**Required work:** Go through the entries below and retype them exactly, omitting each picture.

**Given entries:**
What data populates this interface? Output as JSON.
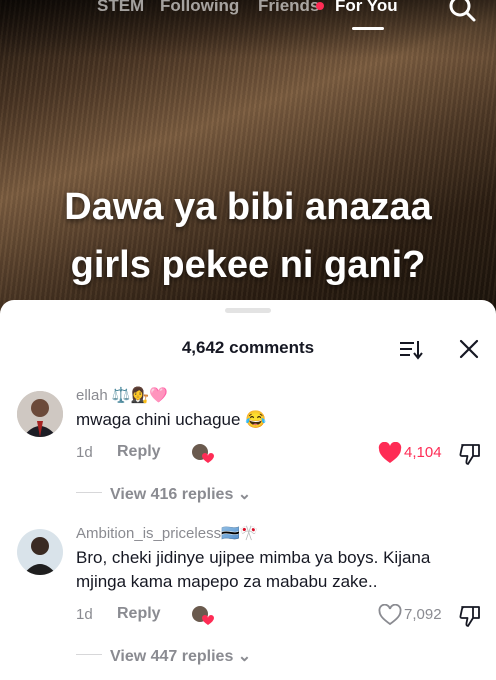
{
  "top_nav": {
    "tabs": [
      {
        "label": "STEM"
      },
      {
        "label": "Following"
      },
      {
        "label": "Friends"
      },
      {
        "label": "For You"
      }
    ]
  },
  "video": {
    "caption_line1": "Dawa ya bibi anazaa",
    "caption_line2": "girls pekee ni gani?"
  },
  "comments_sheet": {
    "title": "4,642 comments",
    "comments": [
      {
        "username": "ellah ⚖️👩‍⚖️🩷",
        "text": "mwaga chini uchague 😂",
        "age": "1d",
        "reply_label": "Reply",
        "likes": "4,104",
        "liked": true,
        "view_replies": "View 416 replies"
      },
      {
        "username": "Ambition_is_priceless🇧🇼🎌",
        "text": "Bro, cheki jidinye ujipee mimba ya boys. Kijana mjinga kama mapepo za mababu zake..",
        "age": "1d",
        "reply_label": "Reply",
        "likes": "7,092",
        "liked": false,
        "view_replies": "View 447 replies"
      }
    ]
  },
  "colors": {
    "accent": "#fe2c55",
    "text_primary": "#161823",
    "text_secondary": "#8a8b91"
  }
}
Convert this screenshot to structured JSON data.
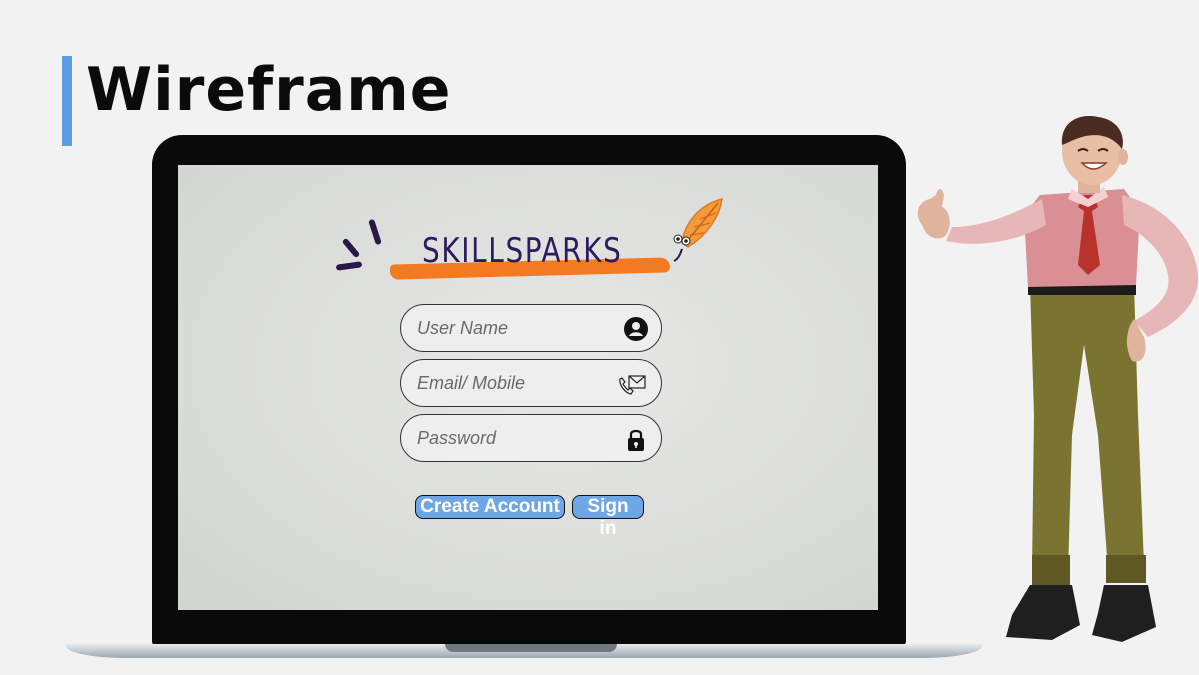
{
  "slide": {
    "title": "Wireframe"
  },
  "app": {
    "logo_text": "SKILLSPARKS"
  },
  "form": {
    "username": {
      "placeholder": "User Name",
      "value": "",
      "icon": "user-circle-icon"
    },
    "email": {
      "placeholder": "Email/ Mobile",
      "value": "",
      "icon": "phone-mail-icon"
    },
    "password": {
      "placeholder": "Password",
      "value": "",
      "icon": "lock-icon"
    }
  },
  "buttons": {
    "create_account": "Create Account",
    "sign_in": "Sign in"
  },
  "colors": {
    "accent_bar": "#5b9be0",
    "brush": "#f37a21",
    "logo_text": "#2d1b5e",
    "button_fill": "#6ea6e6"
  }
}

**Problem solution:**
What data populates this interface? Output as JSON.
{
  "top_nav": {
    "tabs": [
      {
        "label": "STEM"
      },
      {
        "label": "Following"
      },
      {
        "label": "Friends"
      },
      {
        "label": "For You"
      }
    ]
  },
  "video": {
    "caption_line1": "Dawa ya bibi anazaa",
    "caption_line2": "girls pekee ni gani?"
  },
  "comments_sheet": {
    "title": "4,642 comments",
    "comments": [
      {
        "username": "ellah ⚖️👩‍⚖️🩷",
        "text": "mwaga chini uchague 😂",
        "age": "1d",
        "reply_label": "Reply",
        "likes": "4,104",
        "liked": true,
        "view_replies": "View 416 replies"
      },
      {
        "username": "Ambition_is_priceless🇧🇼🎌",
        "text": "Bro, cheki jidinye ujipee mimba ya boys. Kijana mjinga kama mapepo za mababu zake..",
        "age": "1d",
        "reply_label": "Reply",
        "likes": "7,092",
        "liked": false,
        "view_replies": "View 447 replies"
      }
    ]
  },
  "colors": {
    "accent": "#fe2c55",
    "text_primary": "#161823",
    "text_secondary": "#8a8b91"
  }
}
Convert this screenshot to structured JSON data.
{
  "slide": {
    "title": "Wireframe"
  },
  "app": {
    "logo_text": "SKILLSPARKS"
  },
  "form": {
    "username": {
      "placeholder": "User Name",
      "value": "",
      "icon": "user-circle-icon"
    },
    "email": {
      "placeholder": "Email/ Mobile",
      "value": "",
      "icon": "phone-mail-icon"
    },
    "password": {
      "placeholder": "Password",
      "value": "",
      "icon": "lock-icon"
    }
  },
  "buttons": {
    "create_account": "Create Account",
    "sign_in": "Sign in"
  },
  "colors": {
    "accent_bar": "#5b9be0",
    "brush": "#f37a21",
    "logo_text": "#2d1b5e",
    "button_fill": "#6ea6e6"
  }
}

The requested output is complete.